[Stored data]

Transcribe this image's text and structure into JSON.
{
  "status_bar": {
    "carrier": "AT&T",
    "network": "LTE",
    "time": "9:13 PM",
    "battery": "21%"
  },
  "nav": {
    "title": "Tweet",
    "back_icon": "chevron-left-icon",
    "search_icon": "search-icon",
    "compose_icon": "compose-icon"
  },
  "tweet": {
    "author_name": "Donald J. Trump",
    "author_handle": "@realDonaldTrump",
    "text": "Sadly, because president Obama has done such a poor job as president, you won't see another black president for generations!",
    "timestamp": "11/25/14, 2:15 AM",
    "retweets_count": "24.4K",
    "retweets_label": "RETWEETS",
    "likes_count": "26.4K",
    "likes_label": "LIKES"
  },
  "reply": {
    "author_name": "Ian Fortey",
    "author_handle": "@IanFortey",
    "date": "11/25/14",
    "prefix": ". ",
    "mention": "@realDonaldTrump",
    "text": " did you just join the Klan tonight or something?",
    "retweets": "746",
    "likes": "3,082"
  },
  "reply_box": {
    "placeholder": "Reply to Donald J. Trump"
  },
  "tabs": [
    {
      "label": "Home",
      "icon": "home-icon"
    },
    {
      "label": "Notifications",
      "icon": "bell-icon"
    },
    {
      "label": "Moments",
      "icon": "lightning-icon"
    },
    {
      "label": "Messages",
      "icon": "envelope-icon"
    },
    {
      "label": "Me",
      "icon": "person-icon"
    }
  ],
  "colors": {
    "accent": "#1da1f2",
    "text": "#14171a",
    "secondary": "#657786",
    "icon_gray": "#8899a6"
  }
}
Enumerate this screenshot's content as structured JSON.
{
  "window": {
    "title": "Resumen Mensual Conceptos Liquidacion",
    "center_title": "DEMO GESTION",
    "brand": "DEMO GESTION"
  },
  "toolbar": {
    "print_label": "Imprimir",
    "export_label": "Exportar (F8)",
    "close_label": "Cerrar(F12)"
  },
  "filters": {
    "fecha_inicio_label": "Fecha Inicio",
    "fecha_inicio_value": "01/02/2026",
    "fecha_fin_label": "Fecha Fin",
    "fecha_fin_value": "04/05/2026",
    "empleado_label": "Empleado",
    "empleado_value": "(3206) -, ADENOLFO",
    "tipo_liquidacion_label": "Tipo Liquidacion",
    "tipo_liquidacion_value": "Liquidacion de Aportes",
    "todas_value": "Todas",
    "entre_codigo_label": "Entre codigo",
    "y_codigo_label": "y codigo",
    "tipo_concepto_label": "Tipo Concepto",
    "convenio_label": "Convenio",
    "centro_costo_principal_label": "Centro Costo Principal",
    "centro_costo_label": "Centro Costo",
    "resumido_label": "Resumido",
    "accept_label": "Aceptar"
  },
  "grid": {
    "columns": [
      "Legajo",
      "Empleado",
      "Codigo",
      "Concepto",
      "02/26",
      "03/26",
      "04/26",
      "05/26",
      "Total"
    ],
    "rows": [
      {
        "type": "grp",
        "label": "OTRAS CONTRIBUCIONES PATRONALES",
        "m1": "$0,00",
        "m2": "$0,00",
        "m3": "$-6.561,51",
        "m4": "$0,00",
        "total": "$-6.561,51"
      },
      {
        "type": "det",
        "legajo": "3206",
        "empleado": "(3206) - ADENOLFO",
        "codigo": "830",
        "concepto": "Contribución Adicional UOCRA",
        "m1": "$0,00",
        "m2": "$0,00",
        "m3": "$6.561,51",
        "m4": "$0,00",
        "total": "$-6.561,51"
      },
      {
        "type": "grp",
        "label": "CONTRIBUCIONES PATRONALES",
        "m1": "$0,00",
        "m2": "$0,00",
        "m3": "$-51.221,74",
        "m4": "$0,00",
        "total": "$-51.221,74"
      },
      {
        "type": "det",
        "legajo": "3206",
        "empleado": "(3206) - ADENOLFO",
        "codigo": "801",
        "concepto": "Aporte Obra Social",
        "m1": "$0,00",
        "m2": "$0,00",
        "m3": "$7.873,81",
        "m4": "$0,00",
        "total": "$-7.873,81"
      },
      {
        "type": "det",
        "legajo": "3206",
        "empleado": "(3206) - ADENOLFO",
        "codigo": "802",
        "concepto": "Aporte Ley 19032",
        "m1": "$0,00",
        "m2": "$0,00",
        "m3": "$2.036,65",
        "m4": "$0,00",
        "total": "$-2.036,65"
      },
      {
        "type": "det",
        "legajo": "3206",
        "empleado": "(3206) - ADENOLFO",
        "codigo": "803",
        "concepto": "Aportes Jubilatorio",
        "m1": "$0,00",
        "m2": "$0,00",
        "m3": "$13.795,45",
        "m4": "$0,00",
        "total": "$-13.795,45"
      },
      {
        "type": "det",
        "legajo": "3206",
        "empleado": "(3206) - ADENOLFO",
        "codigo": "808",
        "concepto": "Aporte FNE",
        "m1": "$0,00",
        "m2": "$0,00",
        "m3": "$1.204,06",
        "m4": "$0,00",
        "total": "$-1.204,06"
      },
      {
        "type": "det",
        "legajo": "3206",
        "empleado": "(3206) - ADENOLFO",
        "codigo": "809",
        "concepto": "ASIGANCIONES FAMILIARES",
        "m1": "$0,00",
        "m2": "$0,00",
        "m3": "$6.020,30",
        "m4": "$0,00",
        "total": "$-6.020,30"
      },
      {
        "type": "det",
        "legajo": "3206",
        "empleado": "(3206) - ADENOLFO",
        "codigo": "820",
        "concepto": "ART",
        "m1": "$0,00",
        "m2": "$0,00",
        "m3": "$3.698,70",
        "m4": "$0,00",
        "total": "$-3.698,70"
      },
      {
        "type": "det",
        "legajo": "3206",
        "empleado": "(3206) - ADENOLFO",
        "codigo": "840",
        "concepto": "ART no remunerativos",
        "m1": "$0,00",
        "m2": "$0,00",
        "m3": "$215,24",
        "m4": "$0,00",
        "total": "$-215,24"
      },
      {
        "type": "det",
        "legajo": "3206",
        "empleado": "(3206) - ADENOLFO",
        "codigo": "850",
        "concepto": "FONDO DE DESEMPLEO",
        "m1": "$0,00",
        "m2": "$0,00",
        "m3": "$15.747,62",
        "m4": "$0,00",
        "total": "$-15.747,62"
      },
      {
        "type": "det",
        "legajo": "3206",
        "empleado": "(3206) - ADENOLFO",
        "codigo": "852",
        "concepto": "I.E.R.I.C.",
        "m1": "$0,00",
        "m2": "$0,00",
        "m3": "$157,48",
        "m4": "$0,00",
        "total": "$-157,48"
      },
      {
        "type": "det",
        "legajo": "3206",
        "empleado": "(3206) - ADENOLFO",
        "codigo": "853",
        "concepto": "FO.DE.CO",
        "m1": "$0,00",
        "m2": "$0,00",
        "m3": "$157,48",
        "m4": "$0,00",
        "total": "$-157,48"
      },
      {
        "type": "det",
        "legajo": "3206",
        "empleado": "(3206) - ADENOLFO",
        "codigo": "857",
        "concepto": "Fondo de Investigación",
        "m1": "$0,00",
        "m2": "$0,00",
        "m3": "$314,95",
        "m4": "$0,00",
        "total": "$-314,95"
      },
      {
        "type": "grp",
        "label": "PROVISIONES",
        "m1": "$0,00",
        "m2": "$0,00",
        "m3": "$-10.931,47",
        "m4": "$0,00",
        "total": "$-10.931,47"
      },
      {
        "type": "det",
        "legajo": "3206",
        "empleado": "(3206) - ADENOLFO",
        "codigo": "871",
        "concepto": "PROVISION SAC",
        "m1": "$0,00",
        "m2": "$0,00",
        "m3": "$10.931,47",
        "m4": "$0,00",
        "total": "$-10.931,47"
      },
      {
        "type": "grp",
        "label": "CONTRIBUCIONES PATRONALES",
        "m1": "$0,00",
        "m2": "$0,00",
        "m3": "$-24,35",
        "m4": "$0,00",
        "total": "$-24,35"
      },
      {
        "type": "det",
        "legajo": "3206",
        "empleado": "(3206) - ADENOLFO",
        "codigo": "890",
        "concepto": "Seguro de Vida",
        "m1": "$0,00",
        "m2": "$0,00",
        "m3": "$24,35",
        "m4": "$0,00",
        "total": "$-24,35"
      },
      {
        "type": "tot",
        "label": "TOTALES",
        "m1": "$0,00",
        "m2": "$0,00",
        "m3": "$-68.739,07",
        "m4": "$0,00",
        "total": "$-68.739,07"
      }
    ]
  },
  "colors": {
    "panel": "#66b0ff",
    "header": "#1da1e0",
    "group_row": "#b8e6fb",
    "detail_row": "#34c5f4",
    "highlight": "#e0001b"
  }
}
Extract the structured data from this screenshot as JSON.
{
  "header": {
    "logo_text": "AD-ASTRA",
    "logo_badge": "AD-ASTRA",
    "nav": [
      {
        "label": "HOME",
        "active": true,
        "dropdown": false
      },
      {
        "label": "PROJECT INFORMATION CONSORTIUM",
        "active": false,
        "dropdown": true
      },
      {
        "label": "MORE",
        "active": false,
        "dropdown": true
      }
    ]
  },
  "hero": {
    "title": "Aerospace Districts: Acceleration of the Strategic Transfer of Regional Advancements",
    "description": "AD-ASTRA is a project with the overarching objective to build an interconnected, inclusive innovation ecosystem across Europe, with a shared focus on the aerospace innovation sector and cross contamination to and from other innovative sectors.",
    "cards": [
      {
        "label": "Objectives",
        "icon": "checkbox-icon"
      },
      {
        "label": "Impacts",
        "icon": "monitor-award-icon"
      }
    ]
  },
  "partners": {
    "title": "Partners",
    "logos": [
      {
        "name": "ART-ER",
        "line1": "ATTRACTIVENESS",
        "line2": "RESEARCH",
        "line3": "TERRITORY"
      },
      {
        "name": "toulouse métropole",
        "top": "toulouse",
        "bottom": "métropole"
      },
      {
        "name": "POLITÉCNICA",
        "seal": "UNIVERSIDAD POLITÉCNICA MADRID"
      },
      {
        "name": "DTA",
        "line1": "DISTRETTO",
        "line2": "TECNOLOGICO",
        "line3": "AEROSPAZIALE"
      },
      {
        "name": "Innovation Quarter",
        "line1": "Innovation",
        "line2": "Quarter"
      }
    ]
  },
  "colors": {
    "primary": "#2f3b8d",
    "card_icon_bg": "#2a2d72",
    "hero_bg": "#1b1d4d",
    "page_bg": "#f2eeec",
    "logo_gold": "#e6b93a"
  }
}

§ **WHAT IS REQUIRED**
Pick out every line with the string "POLITÉCNICA" and copy it.

§ **FINAL RESULT**
        "name": "POLITÉCNICA",
        "seal": "UNIVERSIDAD POLITÉCNICA MADRID"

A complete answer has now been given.